PROBLEM STATEMENT: In the entries below, count every line containing "CINEMA". Reply with the number alone.

Stored items:

------------------------------------------------------------

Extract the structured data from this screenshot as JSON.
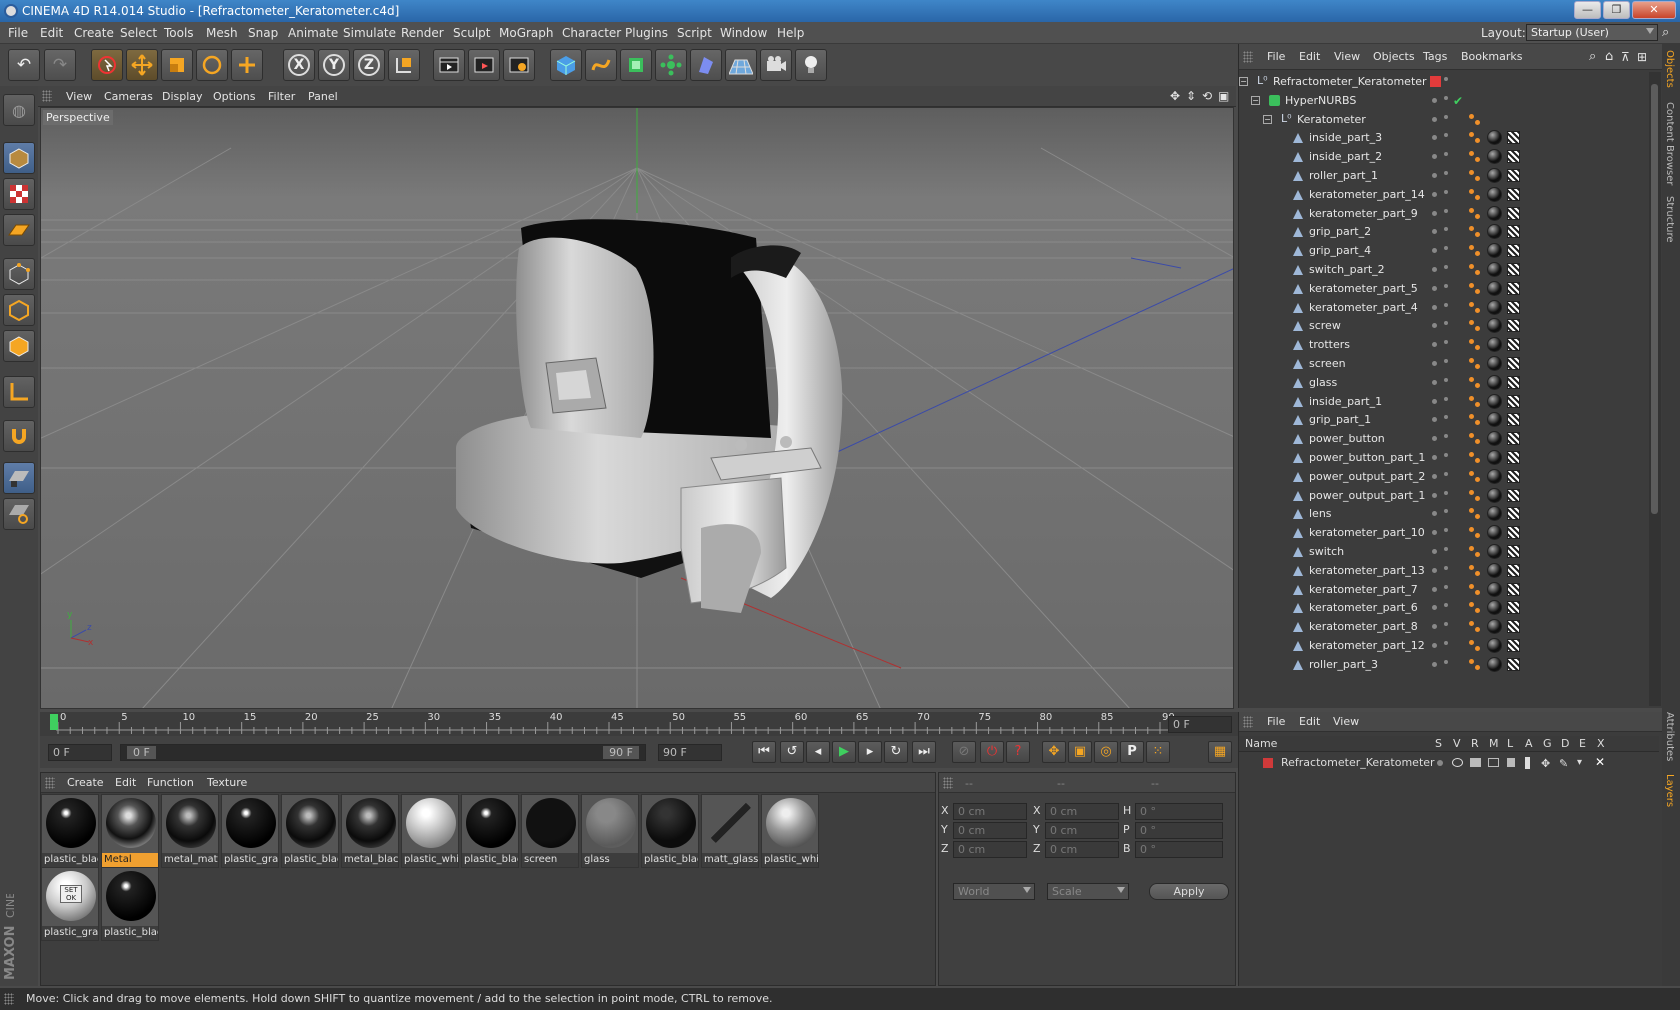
{
  "window": {
    "title": "CINEMA 4D R14.014 Studio - [Refractometer_Keratometer.c4d]",
    "minimize": "—",
    "maximize": "❐",
    "close": "✕"
  },
  "menubar": [
    "File",
    "Edit",
    "Create",
    "Select",
    "Tools",
    "Mesh",
    "Snap",
    "Animate",
    "Simulate",
    "Render",
    "Sculpt",
    "MoGraph",
    "Character",
    "Plugins",
    "Script",
    "Window",
    "Help"
  ],
  "layout": {
    "label": "Layout:",
    "value": "Startup (User)"
  },
  "toolbar": {
    "icons": [
      "undo-icon",
      "redo-icon",
      "live-selection-icon",
      "move-icon",
      "scale-icon",
      "rotate-icon",
      "last-tool-icon",
      "x-axis-icon",
      "y-axis-icon",
      "z-axis-icon",
      "coordinate-system-icon",
      "render-view-icon",
      "render-picture-viewer-icon",
      "edit-render-settings-icon",
      "cube-icon",
      "spline-pen-icon",
      "subdivision-surface-icon",
      "array-icon",
      "deformer-icon",
      "floor-icon",
      "camera-icon",
      "light-icon"
    ],
    "axis_x": "X",
    "axis_y": "Y",
    "axis_z": "Z"
  },
  "viewport": {
    "menu": [
      "View",
      "Cameras",
      "Display",
      "Options",
      "Filter",
      "Panel"
    ],
    "label": "Perspective",
    "axis_x": "x",
    "axis_y": "y",
    "axis_z": "z"
  },
  "timeline": {
    "ticks": [
      "0",
      "5",
      "10",
      "15",
      "20",
      "25",
      "30",
      "35",
      "40",
      "45",
      "50",
      "55",
      "60",
      "65",
      "70",
      "75",
      "80",
      "85",
      "90"
    ],
    "current_frame": "0 F",
    "start_frame": "0 F",
    "range_start": "0 F",
    "range_end": "90 F",
    "end_frame": "90 F"
  },
  "materials": {
    "menu": [
      "Create",
      "Edit",
      "Function",
      "Texture"
    ],
    "items": [
      {
        "label": "plastic_blac",
        "style": "black"
      },
      {
        "label": "Metal",
        "style": "chrome",
        "selected": true
      },
      {
        "label": "metal_matt",
        "style": "darkchrome"
      },
      {
        "label": "plastic_gra",
        "style": "black"
      },
      {
        "label": "plastic_blac",
        "style": "darkchrome"
      },
      {
        "label": "metal_blacl",
        "style": "darkchrome"
      },
      {
        "label": "plastic_whi",
        "style": "white"
      },
      {
        "label": "plastic_blac",
        "style": "black"
      },
      {
        "label": "screen",
        "style": "screen"
      },
      {
        "label": "glass",
        "style": "glass"
      },
      {
        "label": "plastic_blac",
        "style": "blackline"
      },
      {
        "label": "matt_glass",
        "style": "mattglass"
      },
      {
        "label": "plastic_whi",
        "style": "grey"
      },
      {
        "label": "plastic_gra",
        "style": "setok",
        "badge": "SET\nOK"
      },
      {
        "label": "plastic_blac",
        "style": "black"
      }
    ]
  },
  "attributes": {
    "header": [
      "--",
      "--",
      "--"
    ],
    "rows": [
      {
        "a": "X",
        "av": "0 cm",
        "b": "X",
        "bv": "0 cm",
        "c": "H",
        "cv": "0 °"
      },
      {
        "a": "Y",
        "av": "0 cm",
        "b": "Y",
        "bv": "0 cm",
        "c": "P",
        "cv": "0 °"
      },
      {
        "a": "Z",
        "av": "0 cm",
        "b": "Z",
        "bv": "0 cm",
        "c": "B",
        "cv": "0 °"
      }
    ],
    "world": "World",
    "scale": "Scale",
    "apply": "Apply"
  },
  "objects": {
    "menu": [
      "File",
      "Edit",
      "View",
      "Objects",
      "Tags",
      "Bookmarks"
    ],
    "root": "Refractometer_Keratometer",
    "hypernurbs": "HyperNURBS",
    "group": "Keratometer",
    "items": [
      "inside_part_3",
      "inside_part_2",
      "roller_part_1",
      "keratometer_part_14",
      "keratometer_part_9",
      "grip_part_2",
      "grip_part_4",
      "switch_part_2",
      "keratometer_part_5",
      "keratometer_part_4",
      "screw",
      "trotters",
      "screen",
      "glass",
      "inside_part_1",
      "grip_part_1",
      "power_button",
      "power_button_part_1",
      "power_output_part_2",
      "power_output_part_1",
      "lens",
      "keratometer_part_10",
      "switch",
      "keratometer_part_13",
      "keratometer_part_7",
      "keratometer_part_6",
      "keratometer_part_8",
      "keratometer_part_12",
      "roller_part_3"
    ]
  },
  "layers": {
    "menu": [
      "File",
      "Edit",
      "View"
    ],
    "columns": [
      "Name",
      "S",
      "V",
      "R",
      "M",
      "L",
      "A",
      "G",
      "D",
      "E",
      "X"
    ],
    "row": "Refractometer_Keratometer",
    "color": "#d03a3a"
  },
  "sidetabs": [
    "Objects",
    "Content Browser",
    "Structure",
    "Attributes",
    "Layers"
  ],
  "brand": {
    "maxon": "MAXON",
    "cinema": "CINEMA 4D"
  },
  "status": "Move: Click and drag to move elements. Hold down SHIFT to quantize movement / add to the selection in point mode, CTRL to remove."
}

------------------------------------------------------------

EXERCISE SOLUTION: 2